#### [REQUIRED WORK]
Reproduce every record below exactly as written, leaving out any pictures.

#### [MATERIAL FOR THE TASK]
- - - -
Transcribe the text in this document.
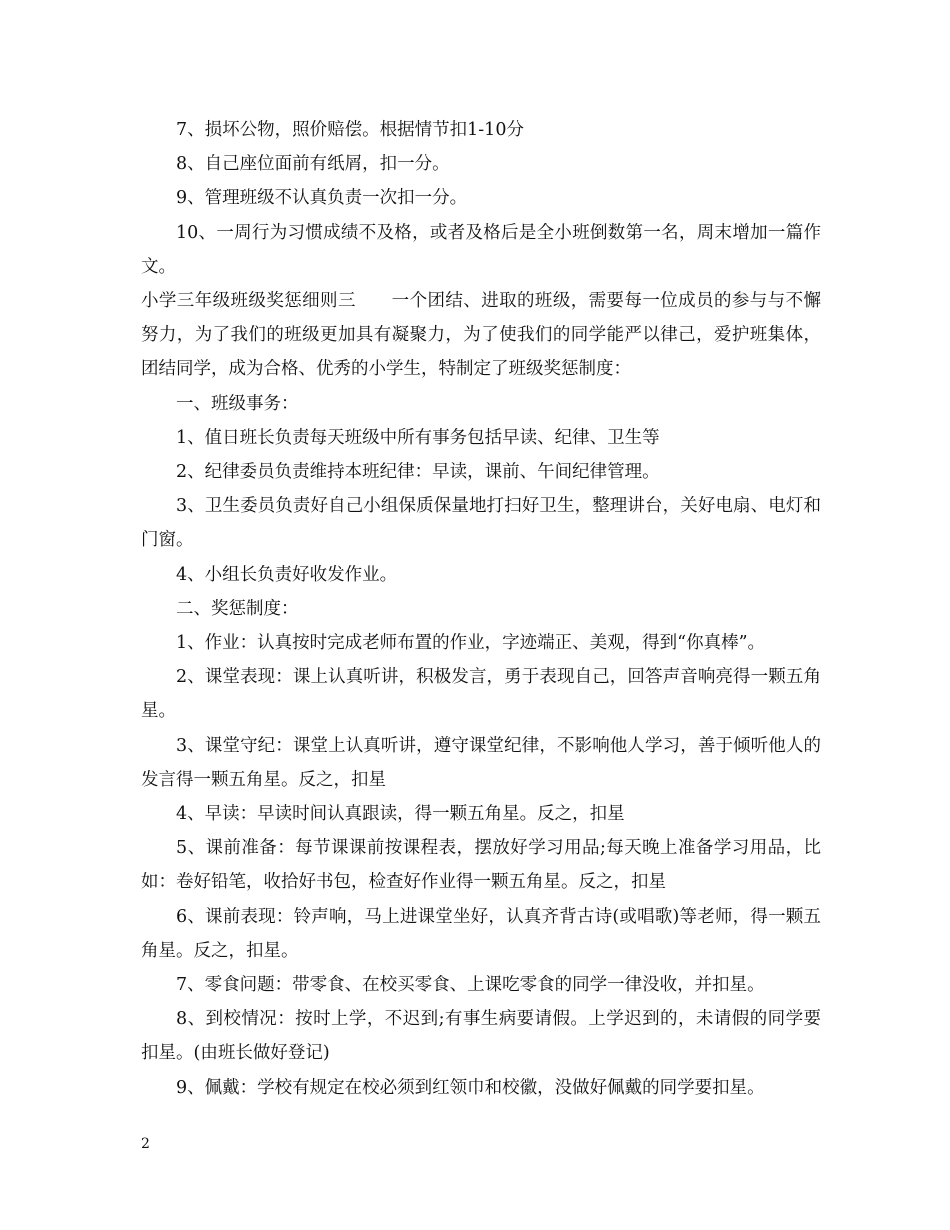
7、损坏公物，照价赔偿。根据情节扣1-10分

8、自己座位面前有纸屑，扣一分。

9、管理班级不认真负责一次扣一分。

10、一周行为习惯成绩不及格，或者及格后是全小班倒数第一名，周末增加一篇作文。

小学三年级班级奖惩细则三　　一个团结、进取的班级，需要每一位成员的参与与不懈努力，为了我们的班级更加具有凝聚力，为了使我们的同学能严以律己，爱护班集体，团结同学，成为合格、优秀的小学生，特制定了班级奖惩制度：

一、班级事务：

1、值日班长负责每天班级中所有事务包括早读、纪律、卫生等

2、纪律委员负责维持本班纪律：早读，课前、午间纪律管理。

3、卫生委员负责好自己小组保质保量地打扫好卫生，整理讲台，关好电扇、电灯和门窗。

4、小组长负责好收发作业。

二、奖惩制度：

1、作业：认真按时完成老师布置的作业，字迹端正、美观，得到“你真棒”。

2、课堂表现：课上认真听讲，积极发言，勇于表现自己，回答声音响亮得一颗五角星。

3、课堂守纪：课堂上认真听讲，遵守课堂纪律，不影响他人学习，善于倾听他人的发言得一颗五角星。反之，扣星

4、早读：早读时间认真跟读，得一颗五角星。反之，扣星

5、课前准备：每节课课前按课程表，摆放好学习用品;每天晚上准备学习用品，比如：卷好铅笔，收拾好书包，检查好作业得一颗五角星。反之，扣星

6、课前表现：铃声响，马上进课堂坐好，认真齐背古诗(或唱歌)等老师，得一颗五角星。反之，扣星。

7、零食问题：带零食、在校买零食、上课吃零食的同学一律没收，并扣星。

8、到校情况：按时上学，不迟到;有事生病要请假。上学迟到的，未请假的同学要扣星。(由班长做好登记)

9、佩戴：学校有规定在校必须到红领巾和校徽，没做好佩戴的同学要扣星。

2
- - - -
#### [FINAL RESULT]
Transcribe the text in this document.
7、损坏公物，照价赔偿。根据情节扣1-10分

8、自己座位面前有纸屑，扣一分。

9、管理班级不认真负责一次扣一分。

10、一周行为习惯成绩不及格，或者及格后是全小班倒数第一名，周末增加一篇作文。

小学三年级班级奖惩细则三　　一个团结、进取的班级，需要每一位成员的参与与不懈努力，为了我们的班级更加具有凝聚力，为了使我们的同学能严以律己，爱护班集体，团结同学，成为合格、优秀的小学生，特制定了班级奖惩制度：

一、班级事务：

1、值日班长负责每天班级中所有事务包括早读、纪律、卫生等

2、纪律委员负责维持本班纪律：早读，课前、午间纪律管理。

3、卫生委员负责好自己小组保质保量地打扫好卫生，整理讲台，关好电扇、电灯和门窗。

4、小组长负责好收发作业。

二、奖惩制度：

1、作业：认真按时完成老师布置的作业，字迹端正、美观，得到“你真棒”。

2、课堂表现：课上认真听讲，积极发言，勇于表现自己，回答声音响亮得一颗五角星。

3、课堂守纪：课堂上认真听讲，遵守课堂纪律，不影响他人学习，善于倾听他人的发言得一颗五角星。反之，扣星

4、早读：早读时间认真跟读，得一颗五角星。反之，扣星

5、课前准备：每节课课前按课程表，摆放好学习用品;每天晚上准备学习用品，比如：卷好铅笔，收拾好书包，检查好作业得一颗五角星。反之，扣星

6、课前表现：铃声响，马上进课堂坐好，认真齐背古诗(或唱歌)等老师，得一颗五角星。反之，扣星。

7、零食问题：带零食、在校买零食、上课吃零食的同学一律没收，并扣星。

8、到校情况：按时上学，不迟到;有事生病要请假。上学迟到的，未请假的同学要扣星。(由班长做好登记)

9、佩戴：学校有规定在校必须到红领巾和校徽，没做好佩戴的同学要扣星。

2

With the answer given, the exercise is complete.